Material for this task>
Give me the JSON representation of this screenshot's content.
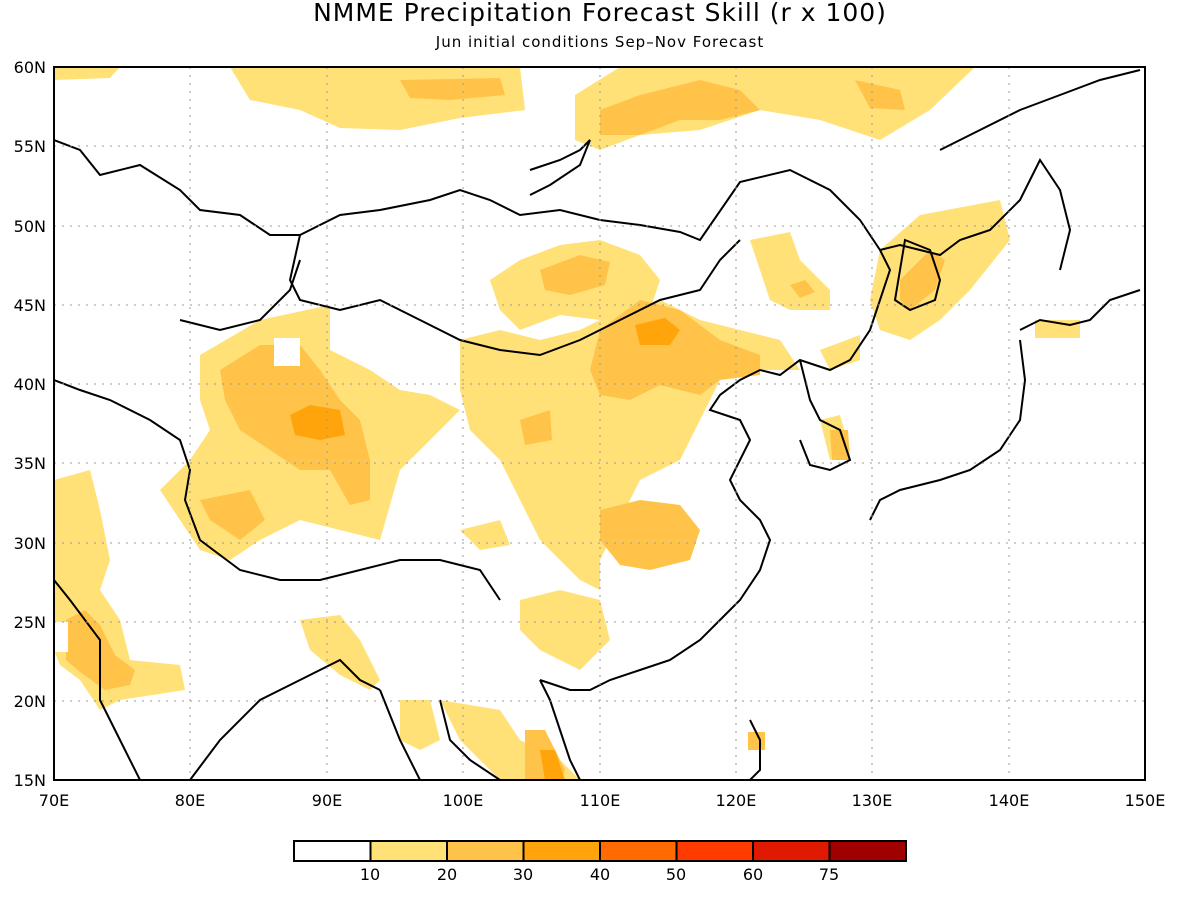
{
  "title": "NMME Precipitation Forecast Skill (r x 100)",
  "subtitle": "Jun initial conditions  Sep–Nov Forecast",
  "lat_labels": [
    "60N",
    "55N",
    "50N",
    "45N",
    "40N",
    "35N",
    "30N",
    "25N",
    "20N",
    "15N"
  ],
  "lon_labels": [
    "70E",
    "80E",
    "90E",
    "100E",
    "110E",
    "120E",
    "130E",
    "140E",
    "150E"
  ],
  "colorbar": {
    "colors": [
      "#ffffff",
      "#ffe178",
      "#ffc34a",
      "#ffa40a",
      "#ff6b00",
      "#ff3b00",
      "#e01a00",
      "#a00000"
    ],
    "labels": [
      "10",
      "20",
      "30",
      "40",
      "50",
      "60",
      "75"
    ]
  }
}
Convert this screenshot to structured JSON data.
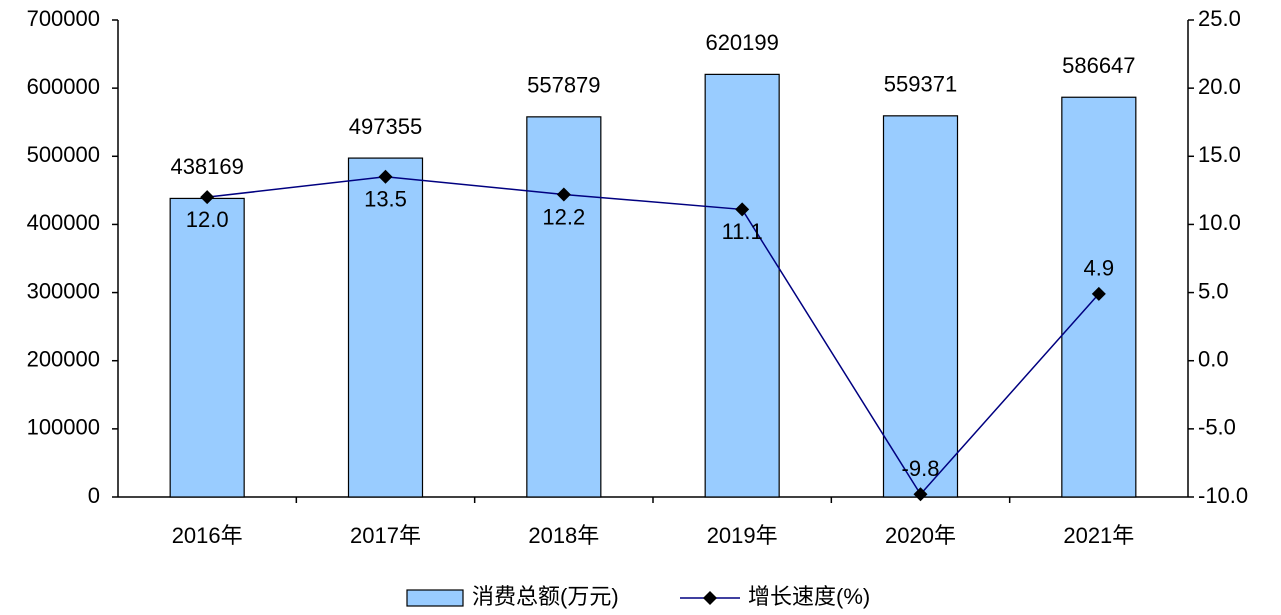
{
  "chart_data": {
    "type": "bar",
    "categories": [
      "2016年",
      "2017年",
      "2018年",
      "2019年",
      "2020年",
      "2021年"
    ],
    "series": [
      {
        "name": "消费总额(万元)",
        "type": "bar",
        "color": "#99ccff",
        "values": [
          438169,
          497355,
          557879,
          620199,
          559371,
          586647
        ]
      },
      {
        "name": "增长速度(%)",
        "type": "line",
        "axis": "y2",
        "color": "#000080",
        "marker_color": "#000000",
        "values": [
          12.0,
          13.5,
          12.2,
          11.1,
          -9.8,
          4.9
        ],
        "value_labels": [
          "12.0",
          "13.5",
          "12.2",
          "11.1",
          "-9.8",
          "4.9"
        ]
      }
    ],
    "ylim": [
      0,
      700000
    ],
    "yticks": [
      0,
      100000,
      200000,
      300000,
      400000,
      500000,
      600000,
      700000
    ],
    "y2lim": [
      -10,
      25
    ],
    "y2ticks": [
      {
        "value": -10,
        "label": "-10.0"
      },
      {
        "value": -5,
        "label": "-5.0"
      },
      {
        "value": 0,
        "label": "0.0"
      },
      {
        "value": 5,
        "label": "5.0"
      },
      {
        "value": 10,
        "label": "10.0"
      },
      {
        "value": 15,
        "label": "15.0"
      },
      {
        "value": 20,
        "label": "20.0"
      },
      {
        "value": 25,
        "label": "25.0"
      }
    ],
    "grid": false,
    "legend": "bottom"
  }
}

Stated problem>
Say only how many lines in the records carry the word "Forecast".

Written response>
2